** WHAT IS EXPECTED **
Copy out every record below exactly as written, but leave out any pictures.

** RECORDS FOR PROCESSING **
--*--
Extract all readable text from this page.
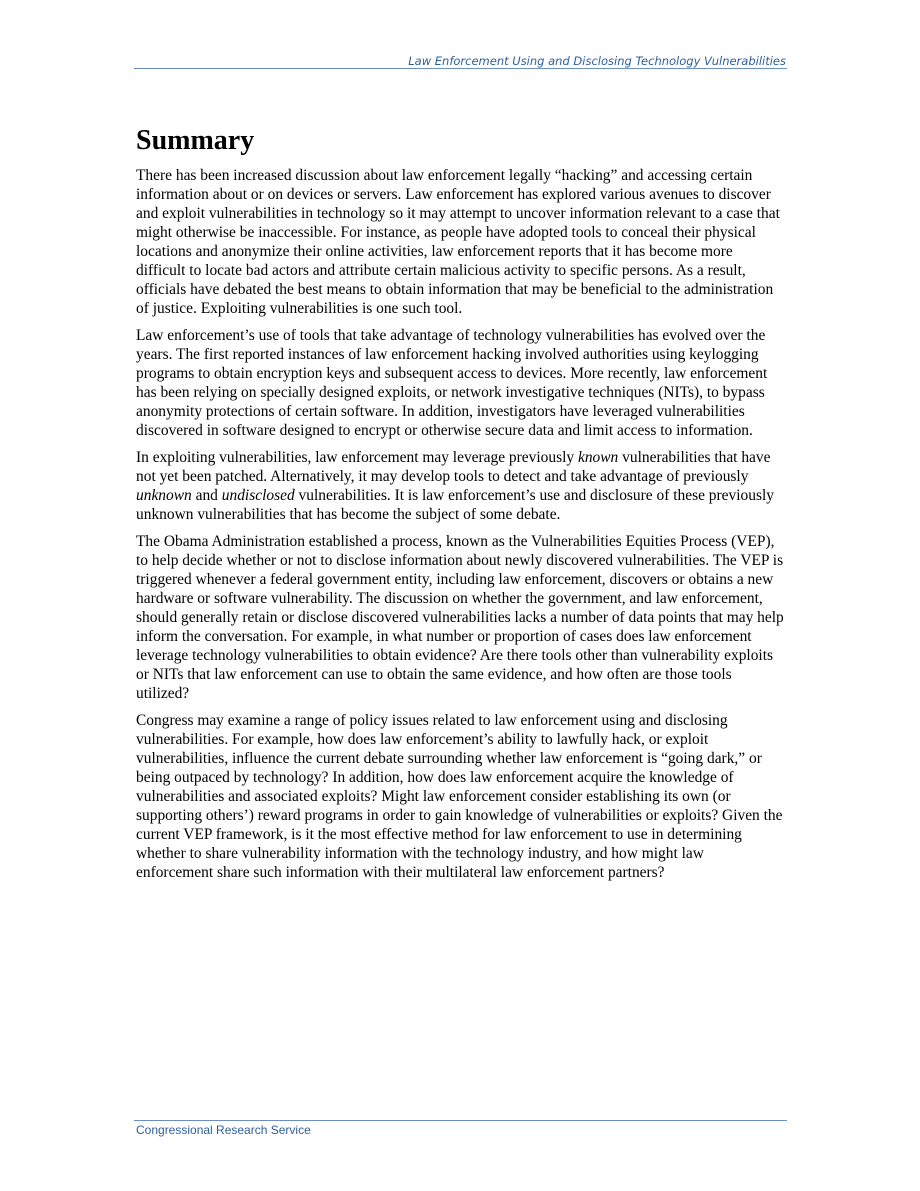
Law Enforcement Using and Disclosing Technology Vulnerabilities
Summary

There has been increased discussion about law enforcement legally “hacking” and accessing certain information about or on devices or servers. Law enforcement has explored various avenues to discover and exploit vulnerabilities in technology so it may attempt to uncover information relevant to a case that might otherwise be inaccessible. For instance, as people have adopted tools to conceal their physical locations and anonymize their online activities, law enforcement reports that it has become more difficult to locate bad actors and attribute certain malicious activity to specific persons. As a result, officials have debated the best means to obtain information that may be beneficial to the administration of justice. Exploiting vulnerabilities is one such tool.

Law enforcement’s use of tools that take advantage of technology vulnerabilities has evolved over the years. The first reported instances of law enforcement hacking involved authorities using keylogging programs to obtain encryption keys and subsequent access to devices. More recently, law enforcement has been relying on specially designed exploits, or network investigative techniques (NITs), to bypass anonymity protections of certain software. In addition, investigators have leveraged vulnerabilities discovered in software designed to encrypt or otherwise secure data and limit access to information.

In exploiting vulnerabilities, law enforcement may leverage previously known vulnerabilities that have not yet been patched. Alternatively, it may develop tools to detect and take advantage of previously unknown and undisclosed vulnerabilities. It is law enforcement’s use and disclosure of these previously unknown vulnerabilities that has become the subject of some debate.

The Obama Administration established a process, known as the Vulnerabilities Equities Process (VEP), to help decide whether or not to disclose information about newly discovered vulnerabilities. The VEP is triggered whenever a federal government entity, including law enforcement, discovers or obtains a new hardware or software vulnerability. The discussion on whether the government, and law enforcement, should generally retain or disclose discovered vulnerabilities lacks a number of data points that may help inform the conversation. For example, in what number or proportion of cases does law enforcement leverage technology vulnerabilities to obtain evidence? Are there tools other than vulnerability exploits or NITs that law enforcement can use to obtain the same evidence, and how often are those tools utilized?

Congress may examine a range of policy issues related to law enforcement using and disclosing vulnerabilities. For example, how does law enforcement’s ability to lawfully hack, or exploit vulnerabilities, influence the current debate surrounding whether law enforcement is “going dark,” or being outpaced by technology? In addition, how does law enforcement acquire the knowledge of vulnerabilities and associated exploits? Might law enforcement consider establishing its own (or supporting others’) reward programs in order to gain knowledge of vulnerabilities or exploits? Given the current VEP framework, is it the most effective method for law enforcement to use in determining whether to share vulnerability information with the technology industry, and how might law enforcement share such information with their multilateral law enforcement partners?

Congressional Research Service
--*--
** RESULT OF THIS TASK **
Extract all readable text from this page.
Law Enforcement Using and Disclosing Technology Vulnerabilities
Summary

There has been increased discussion about law enforcement legally “hacking” and accessing certain information about or on devices or servers. Law enforcement has explored various avenues to discover and exploit vulnerabilities in technology so it may attempt to uncover information relevant to a case that might otherwise be inaccessible. For instance, as people have adopted tools to conceal their physical locations and anonymize their online activities, law enforcement reports that it has become more difficult to locate bad actors and attribute certain malicious activity to specific persons. As a result, officials have debated the best means to obtain information that may be beneficial to the administration of justice. Exploiting vulnerabilities is one such tool.

Law enforcement’s use of tools that take advantage of technology vulnerabilities has evolved over the years. The first reported instances of law enforcement hacking involved authorities using keylogging programs to obtain encryption keys and subsequent access to devices. More recently, law enforcement has been relying on specially designed exploits, or network investigative techniques (NITs), to bypass anonymity protections of certain software. In addition, investigators have leveraged vulnerabilities discovered in software designed to encrypt or otherwise secure data and limit access to information.

In exploiting vulnerabilities, law enforcement may leverage previously known vulnerabilities that have not yet been patched. Alternatively, it may develop tools to detect and take advantage of previously unknown and undisclosed vulnerabilities. It is law enforcement’s use and disclosure of these previously unknown vulnerabilities that has become the subject of some debate.

The Obama Administration established a process, known as the Vulnerabilities Equities Process (VEP), to help decide whether or not to disclose information about newly discovered vulnerabilities. The VEP is triggered whenever a federal government entity, including law enforcement, discovers or obtains a new hardware or software vulnerability. The discussion on whether the government, and law enforcement, should generally retain or disclose discovered vulnerabilities lacks a number of data points that may help inform the conversation. For example, in what number or proportion of cases does law enforcement leverage technology vulnerabilities to obtain evidence? Are there tools other than vulnerability exploits or NITs that law enforcement can use to obtain the same evidence, and how often are those tools utilized?

Congress may examine a range of policy issues related to law enforcement using and disclosing vulnerabilities. For example, how does law enforcement’s ability to lawfully hack, or exploit vulnerabilities, influence the current debate surrounding whether law enforcement is “going dark,” or being outpaced by technology? In addition, how does law enforcement acquire the knowledge of vulnerabilities and associated exploits? Might law enforcement consider establishing its own (or supporting others’) reward programs in order to gain knowledge of vulnerabilities or exploits? Given the current VEP framework, is it the most effective method for law enforcement to use in determining whether to share vulnerability information with the technology industry, and how might law enforcement share such information with their multilateral law enforcement partners?

Congressional Research Service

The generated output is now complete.